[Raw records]
══════════
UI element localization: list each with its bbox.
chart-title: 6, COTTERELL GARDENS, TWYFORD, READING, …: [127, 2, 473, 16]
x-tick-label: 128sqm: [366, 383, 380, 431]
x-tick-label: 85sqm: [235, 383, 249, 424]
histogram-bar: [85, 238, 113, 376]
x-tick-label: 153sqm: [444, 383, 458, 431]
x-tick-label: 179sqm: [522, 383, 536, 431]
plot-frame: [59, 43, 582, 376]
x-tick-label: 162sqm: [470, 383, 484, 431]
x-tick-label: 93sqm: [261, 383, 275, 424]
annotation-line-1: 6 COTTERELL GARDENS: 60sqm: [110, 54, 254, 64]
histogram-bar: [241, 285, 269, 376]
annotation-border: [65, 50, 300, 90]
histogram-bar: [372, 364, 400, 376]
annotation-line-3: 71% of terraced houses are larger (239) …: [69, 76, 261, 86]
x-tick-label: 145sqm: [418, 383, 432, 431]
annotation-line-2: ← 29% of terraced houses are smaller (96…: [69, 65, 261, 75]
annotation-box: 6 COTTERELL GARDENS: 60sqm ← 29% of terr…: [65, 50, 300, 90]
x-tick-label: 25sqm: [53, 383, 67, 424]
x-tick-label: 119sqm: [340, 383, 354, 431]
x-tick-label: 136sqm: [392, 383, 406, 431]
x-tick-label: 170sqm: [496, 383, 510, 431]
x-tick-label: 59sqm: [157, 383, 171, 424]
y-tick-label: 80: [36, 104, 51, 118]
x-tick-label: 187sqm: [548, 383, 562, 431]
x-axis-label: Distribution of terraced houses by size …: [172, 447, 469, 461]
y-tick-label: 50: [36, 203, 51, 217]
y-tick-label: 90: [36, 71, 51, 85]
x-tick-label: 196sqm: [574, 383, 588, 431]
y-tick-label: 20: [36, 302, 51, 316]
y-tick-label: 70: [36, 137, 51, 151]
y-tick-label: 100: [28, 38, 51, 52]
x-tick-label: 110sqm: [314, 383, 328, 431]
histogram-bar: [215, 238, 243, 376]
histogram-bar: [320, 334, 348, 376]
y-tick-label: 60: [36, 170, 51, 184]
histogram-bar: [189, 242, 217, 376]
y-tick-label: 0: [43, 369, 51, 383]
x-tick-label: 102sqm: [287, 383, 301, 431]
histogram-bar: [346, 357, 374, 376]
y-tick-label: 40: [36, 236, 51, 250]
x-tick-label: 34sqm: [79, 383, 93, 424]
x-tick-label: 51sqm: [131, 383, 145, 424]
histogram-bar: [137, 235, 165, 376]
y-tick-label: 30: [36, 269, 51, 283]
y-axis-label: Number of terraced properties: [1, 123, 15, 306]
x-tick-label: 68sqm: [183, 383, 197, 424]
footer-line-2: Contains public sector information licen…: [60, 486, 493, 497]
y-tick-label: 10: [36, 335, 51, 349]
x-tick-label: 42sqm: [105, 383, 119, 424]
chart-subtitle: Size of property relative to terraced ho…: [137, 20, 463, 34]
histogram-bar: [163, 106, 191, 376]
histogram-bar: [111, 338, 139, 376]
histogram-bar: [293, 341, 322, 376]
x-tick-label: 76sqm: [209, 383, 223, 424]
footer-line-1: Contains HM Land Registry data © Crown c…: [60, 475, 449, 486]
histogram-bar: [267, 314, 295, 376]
══════════
[Goal] Reproduce the data verbatim from its first line down to and including the line that contains "x-tick-label: 93sqm: [261, 383, 275, 424]".

[Full response]
UI element localization: list each with its bbox.
chart-title: 6, COTTERELL GARDENS, TWYFORD, READING, …: [127, 2, 473, 16]
x-tick-label: 128sqm: [366, 383, 380, 431]
x-tick-label: 85sqm: [235, 383, 249, 424]
histogram-bar: [85, 238, 113, 376]
x-tick-label: 153sqm: [444, 383, 458, 431]
x-tick-label: 179sqm: [522, 383, 536, 431]
plot-frame: [59, 43, 582, 376]
x-tick-label: 162sqm: [470, 383, 484, 431]
x-tick-label: 93sqm: [261, 383, 275, 424]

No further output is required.